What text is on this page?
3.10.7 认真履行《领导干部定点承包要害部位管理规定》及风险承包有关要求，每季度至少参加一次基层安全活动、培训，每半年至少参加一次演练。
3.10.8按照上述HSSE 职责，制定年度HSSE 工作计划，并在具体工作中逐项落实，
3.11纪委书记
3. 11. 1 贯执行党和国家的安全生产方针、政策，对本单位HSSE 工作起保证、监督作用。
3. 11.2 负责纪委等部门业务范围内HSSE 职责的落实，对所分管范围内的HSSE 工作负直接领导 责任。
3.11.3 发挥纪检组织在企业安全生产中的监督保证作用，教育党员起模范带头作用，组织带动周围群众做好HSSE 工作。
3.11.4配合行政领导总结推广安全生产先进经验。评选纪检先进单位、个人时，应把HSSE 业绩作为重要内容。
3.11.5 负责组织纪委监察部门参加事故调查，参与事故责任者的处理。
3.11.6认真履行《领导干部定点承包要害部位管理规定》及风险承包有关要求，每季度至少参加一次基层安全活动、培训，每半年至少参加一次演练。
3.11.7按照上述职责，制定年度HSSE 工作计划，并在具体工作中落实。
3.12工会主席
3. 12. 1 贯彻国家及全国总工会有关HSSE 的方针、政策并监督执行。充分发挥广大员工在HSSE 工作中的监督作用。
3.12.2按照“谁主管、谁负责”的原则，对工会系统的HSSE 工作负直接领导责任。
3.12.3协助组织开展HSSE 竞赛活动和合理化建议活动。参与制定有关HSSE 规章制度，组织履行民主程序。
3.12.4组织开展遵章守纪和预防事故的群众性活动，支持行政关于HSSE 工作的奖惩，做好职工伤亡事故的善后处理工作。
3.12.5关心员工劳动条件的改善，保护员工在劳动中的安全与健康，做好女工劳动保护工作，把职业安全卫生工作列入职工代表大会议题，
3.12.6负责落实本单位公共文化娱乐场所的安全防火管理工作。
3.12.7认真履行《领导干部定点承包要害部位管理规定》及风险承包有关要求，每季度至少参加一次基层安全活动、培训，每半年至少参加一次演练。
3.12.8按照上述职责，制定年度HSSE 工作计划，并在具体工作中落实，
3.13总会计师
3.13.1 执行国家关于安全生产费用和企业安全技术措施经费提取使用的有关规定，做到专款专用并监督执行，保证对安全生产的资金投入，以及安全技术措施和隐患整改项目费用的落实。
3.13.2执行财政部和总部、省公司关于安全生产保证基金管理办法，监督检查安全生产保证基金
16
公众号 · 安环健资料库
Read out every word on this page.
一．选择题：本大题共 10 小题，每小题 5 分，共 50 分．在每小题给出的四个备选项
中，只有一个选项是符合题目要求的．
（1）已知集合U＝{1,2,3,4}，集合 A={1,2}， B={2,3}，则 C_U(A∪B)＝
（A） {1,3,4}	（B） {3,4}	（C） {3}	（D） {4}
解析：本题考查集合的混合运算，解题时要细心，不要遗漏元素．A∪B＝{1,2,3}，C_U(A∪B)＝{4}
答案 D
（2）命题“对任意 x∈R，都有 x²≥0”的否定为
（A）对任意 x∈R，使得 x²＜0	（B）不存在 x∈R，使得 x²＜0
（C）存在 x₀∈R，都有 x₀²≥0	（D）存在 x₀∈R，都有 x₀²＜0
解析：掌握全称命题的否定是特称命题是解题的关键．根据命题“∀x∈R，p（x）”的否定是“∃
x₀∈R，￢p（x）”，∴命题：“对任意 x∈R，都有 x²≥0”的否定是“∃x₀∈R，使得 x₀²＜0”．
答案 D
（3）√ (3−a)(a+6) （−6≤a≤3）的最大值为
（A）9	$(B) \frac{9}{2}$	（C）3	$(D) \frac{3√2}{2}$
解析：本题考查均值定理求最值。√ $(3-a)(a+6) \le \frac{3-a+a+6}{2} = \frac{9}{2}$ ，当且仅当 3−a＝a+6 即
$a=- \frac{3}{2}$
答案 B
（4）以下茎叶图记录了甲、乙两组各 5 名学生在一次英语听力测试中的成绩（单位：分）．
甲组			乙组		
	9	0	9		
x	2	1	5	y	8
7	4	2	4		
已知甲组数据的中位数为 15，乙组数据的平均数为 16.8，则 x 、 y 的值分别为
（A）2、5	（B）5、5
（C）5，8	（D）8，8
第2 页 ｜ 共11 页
--------
▸ **What needs to be done**
Identify the lines of the entries containing the string "的否定是". Copy each such line.

▸ **Solution for this problem**
解析：掌握全称命题的否定是特称命题是解题的关键．根据命题“∀x∈R，p（x）”的否定是“∃
x₀∈R，￢p（x）”，∴命题：“对任意 x∈R，都有 x²≥0”的否定是“∃x₀∈R，使得 x₀²＜0”．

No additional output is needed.